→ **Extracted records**
>> start

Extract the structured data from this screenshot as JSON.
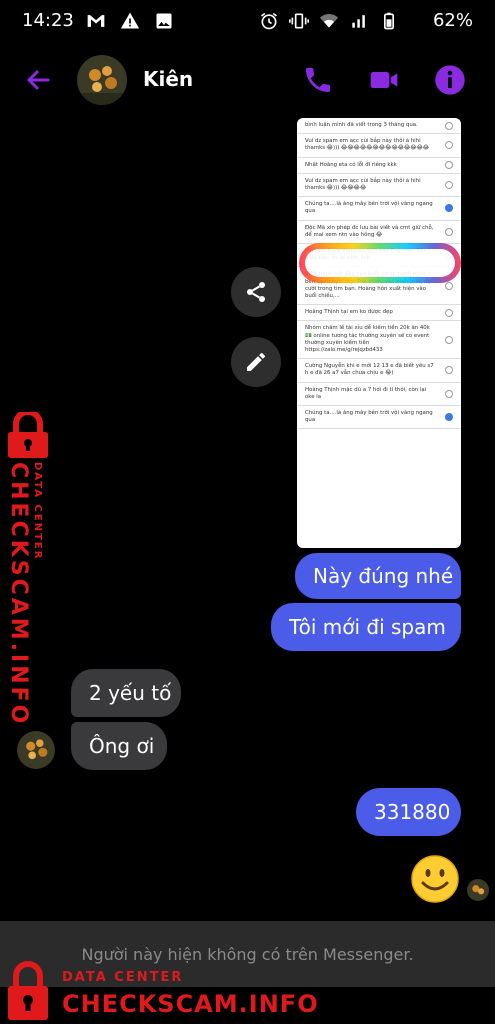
{
  "status_bar": {
    "time": "14:23",
    "battery_percent": "62%",
    "left_icons": [
      "gmail-icon",
      "alert-icon",
      "image-icon"
    ],
    "right_icons": [
      "alarm-icon",
      "vibrate-icon",
      "wifi-icon",
      "signal-icon",
      "battery-icon"
    ]
  },
  "header": {
    "contact_name": "Kiên",
    "accent_color": "#8a2be2"
  },
  "screenshot_items": [
    {
      "text": "bình luận mình đã viết trong 3 tháng qua.",
      "checked": false
    },
    {
      "text": "Vui dz spam em acc cùi bắp này thôi à hihi thamks 😂))) 😂😂😂😂😂😂😂😂😂😂😂😂😂😂",
      "checked": false
    },
    {
      "text": "Nhật Hoàng eta có lỗi đi riêng kkk",
      "checked": false
    },
    {
      "text": "Vui dz spam em acc cùi bắp này thôi à hihi thamks 😂))) 😂😂😂😂",
      "checked": false
    },
    {
      "text": "Chúng ta....là áng mây bên trời vội vàng ngang qua",
      "checked": true
    },
    {
      "text": "Độc Mã xin phép đc lưu bài viết và cmt giữ chỗ, để mai xem ntn vào hông 😂",
      "checked": false
    },
    {
      "text": "Mua via Nam Việt trên 500 ảnh Đẹp trai . Đủ điều kiện thì ib nèm link",
      "checked": false
    },
    {
      "text": "Bình minh bắt đầu vào buổi sáng, hạnh phúc ở bên cạnh bạn. Mặt Trời chiếu vào buổi trưa, nụ cười trong tim bạn. Hoàng hôn xuất hiện vào buổi chiều,...",
      "checked": false
    },
    {
      "text": "Hoàng Thịnh tại em ko được đẹp",
      "checked": false
    },
    {
      "text": "Nhóm chăm lề tài xỉu dễ kiếm tiền 20k ăn 40k 💵 online tương tác thường xuyên sẽ có event thường xuyên kiếm tiền https://zalo.me/g/rejqzbd433",
      "checked": false
    },
    {
      "text": "Cường Nguyễn khi e mới 12 13 e đã biết yêu s7 h e đã 26 a7 vẫn chưa chịu e 😂)",
      "checked": false
    },
    {
      "text": "Hoàng Thịnh mặc dù a 7 hơi đi tí thôi, còn lại oke la",
      "checked": false
    },
    {
      "text": "Chúng ta....là áng mây bên trời vội vàng ngang qua",
      "checked": true
    }
  ],
  "messages": {
    "out_1": "Này đúng nhé",
    "out_2": "Tôi mới đi spam",
    "in_1": "2 yếu tố",
    "in_2": "Ông ơi",
    "out_3": "331880",
    "emoji": "😊"
  },
  "footer": {
    "unavailable_text": "Người này hiện không có trên Messenger."
  },
  "watermark": {
    "brand": "CHECKSCAM.INFO",
    "subtitle": "DATA CENTER"
  }
}
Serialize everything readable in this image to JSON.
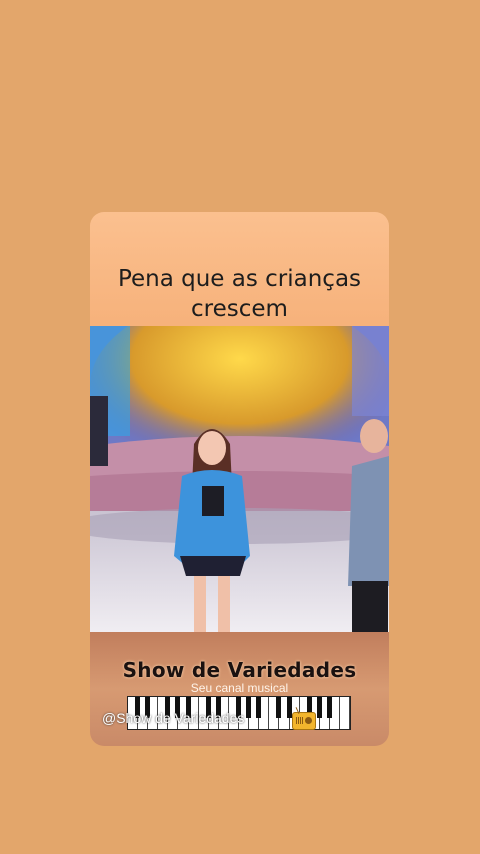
{
  "post": {
    "caption": "Pena que as crianças crescem"
  },
  "brand": {
    "title": "Show de Variedades",
    "subtitle": "Seu canal musical",
    "handle": "@Show de Variedades"
  },
  "icons": {
    "piano": "piano-keys-icon",
    "radio": "radio-icon"
  },
  "colors": {
    "background": "#e3a66b",
    "card": "#f6b17a",
    "brand_banner": "#c98a68"
  }
}
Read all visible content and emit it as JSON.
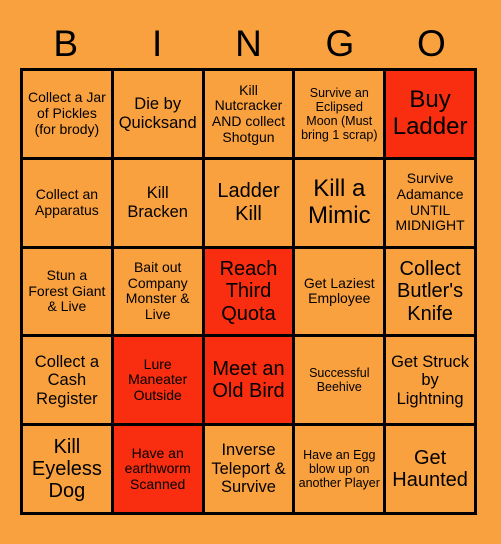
{
  "card": {
    "header_letters": [
      "B",
      "I",
      "N",
      "G",
      "O"
    ],
    "colors": {
      "background": "#f9a03f",
      "cell_unmarked": "#f9a03f",
      "cell_marked": "#f92d10",
      "border": "#000000",
      "text": "#000000"
    },
    "rows": [
      [
        {
          "text": "Collect a Jar of Pickles (for brody)",
          "marked": false,
          "size": "s"
        },
        {
          "text": "Die by Quicksand",
          "marked": false,
          "size": "m"
        },
        {
          "text": "Kill Nutcracker AND collect Shotgun",
          "marked": false,
          "size": "s"
        },
        {
          "text": "Survive an Eclipsed Moon (Must bring 1 scrap)",
          "marked": false,
          "size": "xs"
        },
        {
          "text": "Buy Ladder",
          "marked": true,
          "size": "xl"
        }
      ],
      [
        {
          "text": "Collect an Apparatus",
          "marked": false,
          "size": "s"
        },
        {
          "text": "Kill Bracken",
          "marked": false,
          "size": "m"
        },
        {
          "text": "Ladder Kill",
          "marked": false,
          "size": "l"
        },
        {
          "text": "Kill a Mimic",
          "marked": false,
          "size": "xl"
        },
        {
          "text": "Survive Adamance UNTIL MIDNIGHT",
          "marked": false,
          "size": "s"
        }
      ],
      [
        {
          "text": "Stun a Forest Giant & Live",
          "marked": false,
          "size": "s"
        },
        {
          "text": "Bait out Company Monster & Live",
          "marked": false,
          "size": "s"
        },
        {
          "text": "Reach Third Quota",
          "marked": true,
          "size": "l"
        },
        {
          "text": "Get Laziest Employee",
          "marked": false,
          "size": "s"
        },
        {
          "text": "Collect Butler's Knife",
          "marked": false,
          "size": "l"
        }
      ],
      [
        {
          "text": "Collect a Cash Register",
          "marked": false,
          "size": "m"
        },
        {
          "text": "Lure Maneater Outside",
          "marked": true,
          "size": "s"
        },
        {
          "text": "Meet an Old Bird",
          "marked": true,
          "size": "l"
        },
        {
          "text": "Successful Beehive",
          "marked": false,
          "size": "xs"
        },
        {
          "text": "Get Struck by Lightning",
          "marked": false,
          "size": "m"
        }
      ],
      [
        {
          "text": "Kill Eyeless Dog",
          "marked": false,
          "size": "l"
        },
        {
          "text": "Have an earthworm Scanned",
          "marked": true,
          "size": "s"
        },
        {
          "text": "Inverse Teleport & Survive",
          "marked": false,
          "size": "m"
        },
        {
          "text": "Have an Egg blow up on another Player",
          "marked": false,
          "size": "xs"
        },
        {
          "text": "Get Haunted",
          "marked": false,
          "size": "l"
        }
      ]
    ]
  }
}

>> end

→ **What is being asked**
Pick out every line above that contains the word "trên" and copy it.

→ **Output for this exercise**
      "text": "Mua via Nam Việt trên 500 ảnh Đẹp trai . Đủ điều kiện thì ib nèm link",
    "unavailable_text": "Người này hiện không có trên Messenger."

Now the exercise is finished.